╔══

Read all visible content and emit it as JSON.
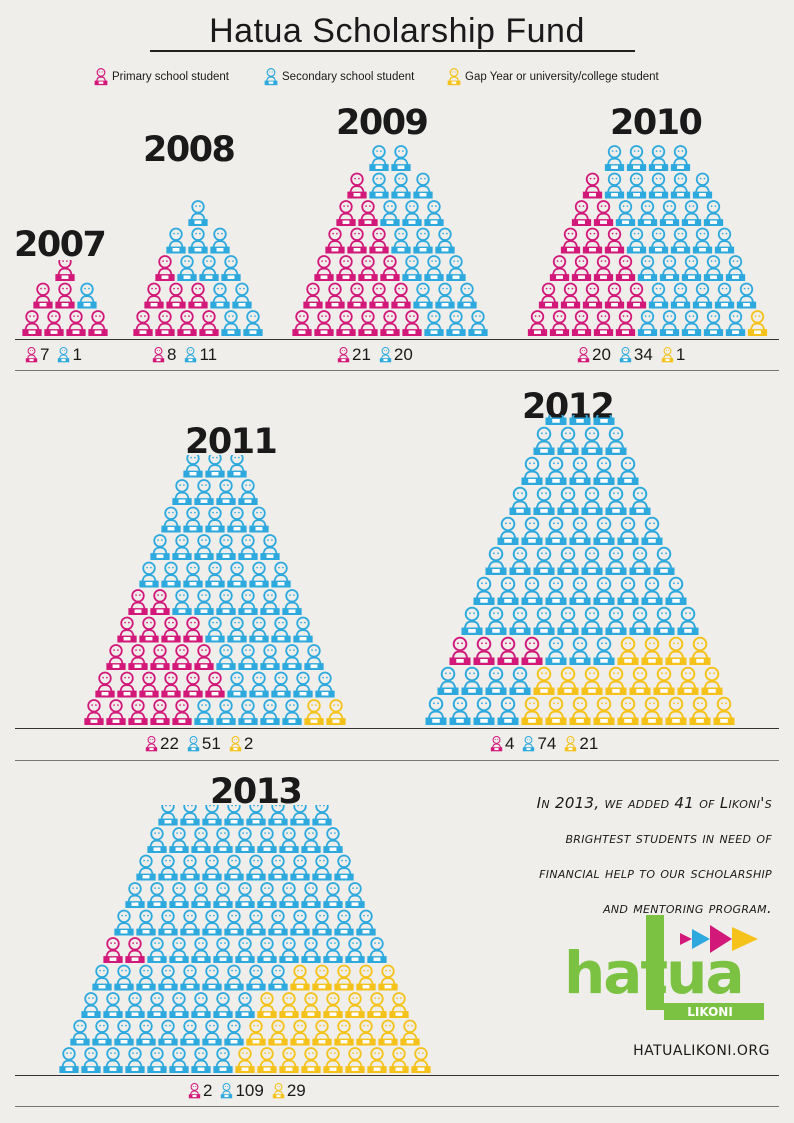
{
  "title": "Hatua Scholarship Fund",
  "legend": [
    {
      "label": "Primary school student",
      "color": "#d2197a"
    },
    {
      "label": "Secondary school student",
      "color": "#2ea9dd"
    },
    {
      "label": "Gap Year or university/college student",
      "color": "#f4c21b"
    }
  ],
  "years": [
    {
      "year": "2007",
      "primary": 7,
      "secondary": 1,
      "higher": 0,
      "counts": [
        "7",
        "1"
      ]
    },
    {
      "year": "2008",
      "primary": 8,
      "secondary": 11,
      "higher": 0,
      "counts": [
        "8",
        "11"
      ]
    },
    {
      "year": "2009",
      "primary": 21,
      "secondary": 20,
      "higher": 0,
      "counts": [
        "21",
        "20"
      ]
    },
    {
      "year": "2010",
      "primary": 20,
      "secondary": 34,
      "higher": 1,
      "counts": [
        "20",
        "34",
        "1"
      ]
    },
    {
      "year": "2011",
      "primary": 22,
      "secondary": 51,
      "higher": 2,
      "counts": [
        "22",
        "51",
        "2"
      ]
    },
    {
      "year": "2012",
      "primary": 4,
      "secondary": 74,
      "higher": 21,
      "counts": [
        "4",
        "74",
        "21"
      ]
    },
    {
      "year": "2013",
      "primary": 2,
      "secondary": 109,
      "higher": 29,
      "counts": [
        "2",
        "109",
        "29"
      ]
    }
  ],
  "note_lines": [
    "In 2013, we added 41 of Likoni's",
    "brightest students in need of",
    "financial help to our scholarship",
    "and mentoring program."
  ],
  "logo": {
    "word": "hatua",
    "sub": "LIKONI",
    "color": "#7cc242"
  },
  "site": "HATUALIKONI.ORG"
}
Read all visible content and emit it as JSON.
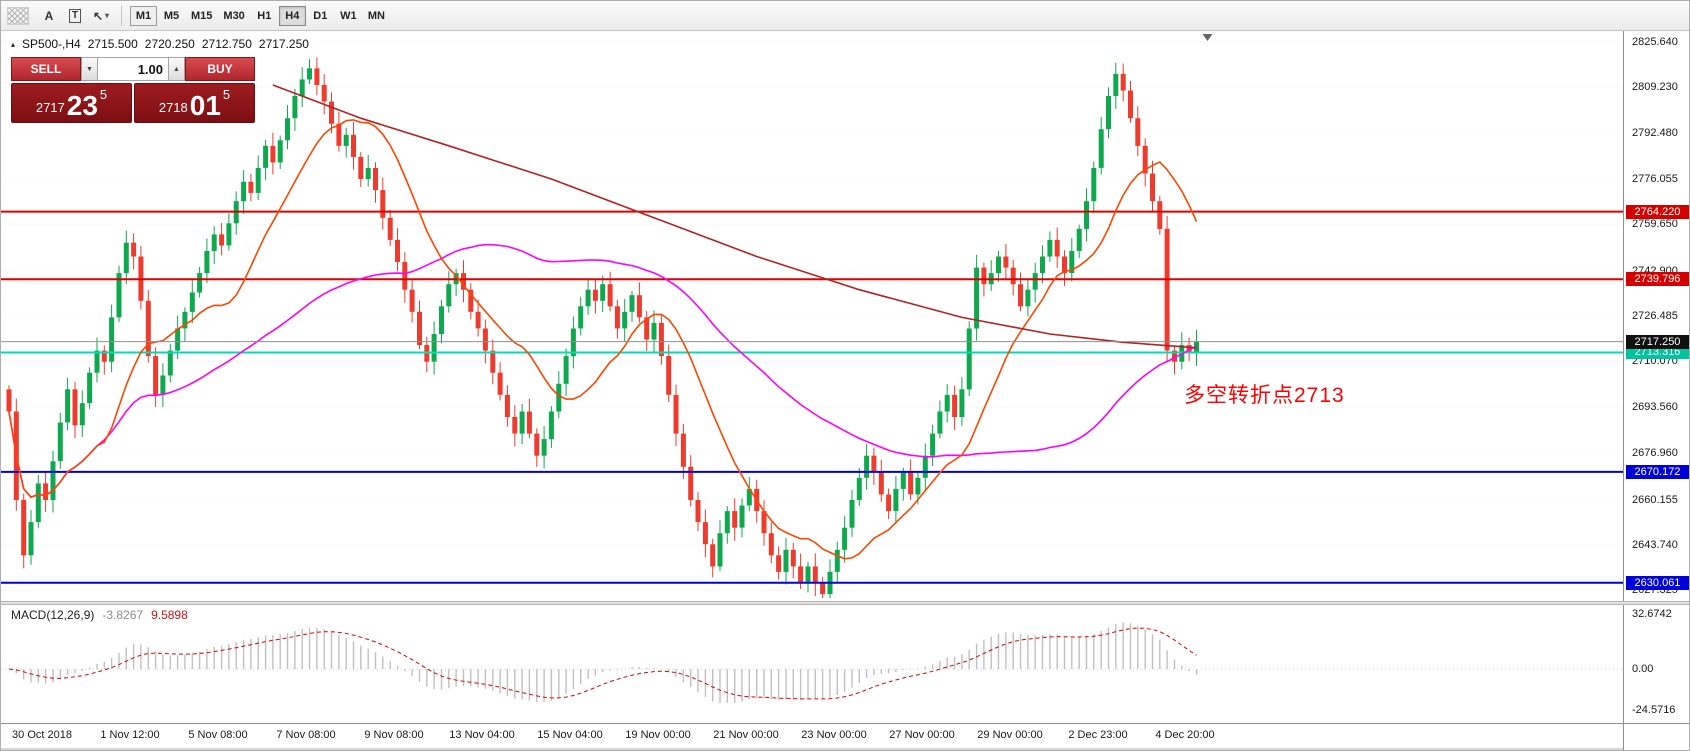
{
  "toolbar": {
    "tools": {
      "text_label": "A",
      "text_box": "T",
      "arrow": "↖",
      "arrow_caret": "▾"
    },
    "timeframes": [
      {
        "label": "M1",
        "state": "outlined"
      },
      {
        "label": "M5",
        "state": "normal"
      },
      {
        "label": "M15",
        "state": "normal"
      },
      {
        "label": "M30",
        "state": "normal"
      },
      {
        "label": "H1",
        "state": "normal"
      },
      {
        "label": "H4",
        "state": "selected"
      },
      {
        "label": "D1",
        "state": "normal"
      },
      {
        "label": "W1",
        "state": "normal"
      },
      {
        "label": "MN",
        "state": "normal"
      }
    ]
  },
  "chart": {
    "symbol_line": {
      "marker": "▴",
      "symbol": "SP500-,H4",
      "open": "2715.500",
      "high": "2720.250",
      "low": "2712.750",
      "close": "2717.250"
    },
    "trade_panel": {
      "sell_label": "SELL",
      "buy_label": "BUY",
      "lot_value": "1.00",
      "spinner_down": "▼",
      "spinner_up": "▲",
      "sell_price": {
        "int": "2717",
        "pips": "23",
        "frac": "5"
      },
      "buy_price": {
        "int": "2718",
        "pips": "01",
        "frac": "5"
      }
    },
    "annotation": {
      "text": "多空转折点2713",
      "color": "#ff0000"
    }
  },
  "chart_data": {
    "type": "candlestick",
    "symbol": "SP500-",
    "timeframe": "H4",
    "ohlc": {
      "open": 2715.5,
      "high": 2720.25,
      "low": 2712.75,
      "close": 2717.25
    },
    "up_color": "#0ea94e",
    "down_color": "#ef3b2d",
    "first_open": 2700,
    "closes": [
      2692,
      2660,
      2640,
      2652,
      2666,
      2660,
      2674,
      2688,
      2700,
      2687,
      2695,
      2706,
      2714,
      2710,
      2726,
      2742,
      2753,
      2748,
      2732,
      2712,
      2698,
      2705,
      2714,
      2722,
      2728,
      2735,
      2742,
      2750,
      2756,
      2752,
      2760,
      2768,
      2775,
      2771,
      2780,
      2788,
      2782,
      2790,
      2798,
      2806,
      2812,
      2816,
      2810,
      2804,
      2796,
      2788,
      2792,
      2784,
      2776,
      2780,
      2772,
      2762,
      2754,
      2746,
      2736,
      2728,
      2716,
      2710,
      2720,
      2730,
      2738,
      2742,
      2736,
      2728,
      2722,
      2714,
      2706,
      2698,
      2690,
      2684,
      2692,
      2684,
      2676,
      2682,
      2692,
      2702,
      2712,
      2722,
      2730,
      2736,
      2732,
      2738,
      2730,
      2722,
      2728,
      2734,
      2726,
      2718,
      2724,
      2712,
      2698,
      2684,
      2672,
      2660,
      2652,
      2644,
      2636,
      2648,
      2656,
      2650,
      2658,
      2664,
      2656,
      2648,
      2640,
      2634,
      2642,
      2636,
      2630,
      2636,
      2630,
      2626,
      2634,
      2642,
      2650,
      2660,
      2668,
      2676,
      2670,
      2662,
      2656,
      2664,
      2670,
      2662,
      2668,
      2676,
      2684,
      2692,
      2698,
      2690,
      2700,
      2722,
      2744,
      2738,
      2742,
      2748,
      2744,
      2738,
      2730,
      2736,
      2742,
      2748,
      2754,
      2748,
      2742,
      2750,
      2758,
      2768,
      2780,
      2794,
      2806,
      2814,
      2808,
      2798,
      2788,
      2778,
      2768,
      2758,
      2714,
      2710,
      2716,
      2713,
      2717.25
    ],
    "price_axis": {
      "top_price": 2829.5,
      "bottom_price": 2623.5,
      "ticks": [
        {
          "label": "2825.640",
          "value": 2825.64
        },
        {
          "label": "2809.230",
          "value": 2809.23
        },
        {
          "label": "2792.480",
          "value": 2792.48
        },
        {
          "label": "2776.055",
          "value": 2776.055
        },
        {
          "label": "2759.650",
          "value": 2759.65
        },
        {
          "label": "2742.900",
          "value": 2742.9
        },
        {
          "label": "2726.485",
          "value": 2726.485
        },
        {
          "label": "2710.070",
          "value": 2710.07
        },
        {
          "label": "2693.560",
          "value": 2693.56
        },
        {
          "label": "2676.960",
          "value": 2676.96
        },
        {
          "label": "2660.155",
          "value": 2660.155
        },
        {
          "label": "2643.740",
          "value": 2643.74
        },
        {
          "label": "2627.325",
          "value": 2627.325
        }
      ]
    },
    "levels": [
      {
        "price": 2764.22,
        "label": "2764.220",
        "color": "#dd0000",
        "tag_bg": "#d40000"
      },
      {
        "price": 2739.796,
        "label": "2739.796",
        "color": "#dd0000",
        "tag_bg": "#d40000"
      },
      {
        "price": 2713.316,
        "label": "2713.316",
        "color": "#00dcb4",
        "tag_bg": "#00c3a0"
      },
      {
        "price": 2670.172,
        "label": "2670.172",
        "color": "#0000e0",
        "tag_bg": "#0000d8"
      },
      {
        "price": 2630.061,
        "label": "2630.061",
        "color": "#0000e0",
        "tag_bg": "#0000d8"
      }
    ],
    "current_price": {
      "label": "2717.250",
      "value": 2717.25,
      "tag_bg": "#101010"
    },
    "ma_fast": {
      "period": 13,
      "color": "#ff4500"
    },
    "ma_mid": {
      "period": 55,
      "color": "#ff00ff"
    },
    "ma_slow": {
      "color": "#b22222",
      "points": [
        [
          36,
          2810
        ],
        [
          48,
          2798
        ],
        [
          60,
          2788
        ],
        [
          74,
          2776
        ],
        [
          88,
          2762
        ],
        [
          102,
          2748
        ],
        [
          116,
          2736
        ],
        [
          130,
          2726
        ],
        [
          142,
          2720
        ],
        [
          152,
          2717
        ],
        [
          162,
          2715
        ]
      ]
    },
    "time_axis": [
      "30 Oct 2018",
      "1 Nov 12:00",
      "5 Nov 08:00",
      "7 Nov 08:00",
      "9 Nov 08:00",
      "13 Nov 04:00",
      "15 Nov 04:00",
      "19 Nov 00:00",
      "21 Nov 00:00",
      "23 Nov 00:00",
      "27 Nov 00:00",
      "29 Nov 00:00",
      "2 Dec 23:00",
      "4 Dec 20:00"
    ],
    "macd": {
      "label": "MACD(12,26,9)",
      "value": "-3.8267",
      "signal_value": "9.5898",
      "fast": 12,
      "slow": 26,
      "signal_period": 9,
      "hist_color": "#c0c0c0",
      "line_color": "#e00000",
      "axis": [
        {
          "label": "32.6742",
          "value": 32.6742
        },
        {
          "label": "0.00",
          "value": 0
        },
        {
          "label": "-24.5716",
          "value": -24.5716
        }
      ]
    }
  }
}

╚══

# DIRECTIONS FOR THIS TASK
Copy every line of the listing containing the string "higher".

# WORKED SOLUTION
      "higher": 0,
      "higher": 0,
      "higher": 0,
      "higher": 1,
      "higher": 2,
      "higher": 21,
      "higher": 29,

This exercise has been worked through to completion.